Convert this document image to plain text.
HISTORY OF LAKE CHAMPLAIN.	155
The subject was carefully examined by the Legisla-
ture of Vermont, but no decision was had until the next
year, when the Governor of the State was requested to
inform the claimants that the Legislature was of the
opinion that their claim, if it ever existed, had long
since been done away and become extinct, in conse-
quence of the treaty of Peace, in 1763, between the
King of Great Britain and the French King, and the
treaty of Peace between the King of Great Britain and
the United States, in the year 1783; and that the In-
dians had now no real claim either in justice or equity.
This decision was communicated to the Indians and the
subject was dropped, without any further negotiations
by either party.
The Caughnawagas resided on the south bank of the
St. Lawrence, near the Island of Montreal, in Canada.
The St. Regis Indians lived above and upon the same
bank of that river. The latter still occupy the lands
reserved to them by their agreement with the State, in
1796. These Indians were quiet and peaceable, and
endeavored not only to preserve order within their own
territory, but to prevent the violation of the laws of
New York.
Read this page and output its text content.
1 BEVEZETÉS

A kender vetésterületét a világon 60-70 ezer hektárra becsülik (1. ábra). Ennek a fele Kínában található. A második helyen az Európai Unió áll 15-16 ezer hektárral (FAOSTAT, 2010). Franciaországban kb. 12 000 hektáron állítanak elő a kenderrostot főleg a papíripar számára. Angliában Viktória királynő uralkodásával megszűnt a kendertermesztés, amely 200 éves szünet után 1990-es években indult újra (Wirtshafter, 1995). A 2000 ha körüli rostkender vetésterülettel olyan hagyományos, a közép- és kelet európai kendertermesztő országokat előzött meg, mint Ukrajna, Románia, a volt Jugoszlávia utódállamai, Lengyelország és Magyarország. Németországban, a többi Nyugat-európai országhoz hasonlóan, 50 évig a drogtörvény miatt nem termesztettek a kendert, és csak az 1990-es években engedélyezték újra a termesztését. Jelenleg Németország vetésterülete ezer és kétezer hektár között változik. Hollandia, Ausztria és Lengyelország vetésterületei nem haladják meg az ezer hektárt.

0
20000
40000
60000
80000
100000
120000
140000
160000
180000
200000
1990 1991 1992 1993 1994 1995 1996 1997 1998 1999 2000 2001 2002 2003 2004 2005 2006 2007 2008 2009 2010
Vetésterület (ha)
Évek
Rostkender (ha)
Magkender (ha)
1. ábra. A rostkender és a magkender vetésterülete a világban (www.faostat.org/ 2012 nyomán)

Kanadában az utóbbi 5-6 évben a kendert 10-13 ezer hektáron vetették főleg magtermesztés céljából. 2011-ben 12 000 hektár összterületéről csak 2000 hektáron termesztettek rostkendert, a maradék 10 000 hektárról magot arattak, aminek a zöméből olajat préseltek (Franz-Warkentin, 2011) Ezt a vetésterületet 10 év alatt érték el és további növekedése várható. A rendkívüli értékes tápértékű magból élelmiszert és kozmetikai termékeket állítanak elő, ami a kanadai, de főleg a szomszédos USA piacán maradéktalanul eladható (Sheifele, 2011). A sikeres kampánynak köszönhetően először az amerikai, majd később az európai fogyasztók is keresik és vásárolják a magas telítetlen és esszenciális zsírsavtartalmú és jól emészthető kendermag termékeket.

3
+ + + + +
• TASK DIRECTIONS: Output every record above exactly as it appears.

• RESPONSE TO THIS TASK:
Convert this document image to plain text.
HISTORY OF LAKE CHAMPLAIN.	155
The subject was carefully examined by the Legisla-
ture of Vermont, but no decision was had until the next
year, when the Governor of the State was requested to
inform the claimants that the Legislature was of the
opinion that their claim, if it ever existed, had long
since been done away and become extinct, in conse-
quence of the treaty of Peace, in 1763, between the
King of Great Britain and the French King, and the
treaty of Peace between the King of Great Britain and
the United States, in the year 1783; and that the In-
dians had now no real claim either in justice or equity.
This decision was communicated to the Indians and the
subject was dropped, without any further negotiations
by either party.
The Caughnawagas resided on the south bank of the
St. Lawrence, near the Island of Montreal, in Canada.
The St. Regis Indians lived above and upon the same
bank of that river. The latter still occupy the lands
reserved to them by their agreement with the State, in
1796. These Indians were quiet and peaceable, and
endeavored not only to preserve order within their own
territory, but to prevent the violation of the laws of
New York.
Read this page and output its text content.
1 BEVEZETÉS

A kender vetésterületét a világon 60-70 ezer hektárra becsülik (1. ábra). Ennek a fele Kínában található. A második helyen az Európai Unió áll 15-16 ezer hektárral (FAOSTAT, 2010). Franciaországban kb. 12 000 hektáron állítanak elő a kenderrostot főleg a papíripar számára. Angliában Viktória királynő uralkodásával megszűnt a kendertermesztés, amely 200 éves szünet után 1990-es években indult újra (Wirtshafter, 1995). A 2000 ha körüli rostkender vetésterülettel olyan hagyományos, a közép- és kelet európai kendertermesztő országokat előzött meg, mint Ukrajna, Románia, a volt Jugoszlávia utódállamai, Lengyelország és Magyarország. Németországban, a többi Nyugat-európai országhoz hasonlóan, 50 évig a drogtörvény miatt nem termesztettek a kendert, és csak az 1990-es években engedélyezték újra a termesztését. Jelenleg Németország vetésterülete ezer és kétezer hektár között változik. Hollandia, Ausztria és Lengyelország vetésterületei nem haladják meg az ezer hektárt.

0
20000
40000
60000
80000
100000
120000
140000
160000
180000
200000
1990 1991 1992 1993 1994 1995 1996 1997 1998 1999 2000 2001 2002 2003 2004 2005 2006 2007 2008 2009 2010
Vetésterület (ha)
Évek
Rostkender (ha)
Magkender (ha)
1. ábra. A rostkender és a magkender vetésterülete a világban (www.faostat.org/ 2012 nyomán)

Kanadában az utóbbi 5-6 évben a kendert 10-13 ezer hektáron vetették főleg magtermesztés céljából. 2011-ben 12 000 hektár összterületéről csak 2000 hektáron termesztettek rostkendert, a maradék 10 000 hektárról magot arattak, aminek a zöméből olajat préseltek (Franz-Warkentin, 2011) Ezt a vetésterületet 10 év alatt érték el és további növekedése várható. A rendkívüli értékes tápértékű magból élelmiszert és kozmetikai termékeket állítanak elő, ami a kanadai, de főleg a szomszédos USA piacán maradéktalanul eladható (Sheifele, 2011). A sikeres kampánynak köszönhetően először az amerikai, majd később az európai fogyasztók is keresik és vásárolják a magas telítetlen és esszenciális zsírsavtartalmú és jól emészthető kendermag termékeket.

3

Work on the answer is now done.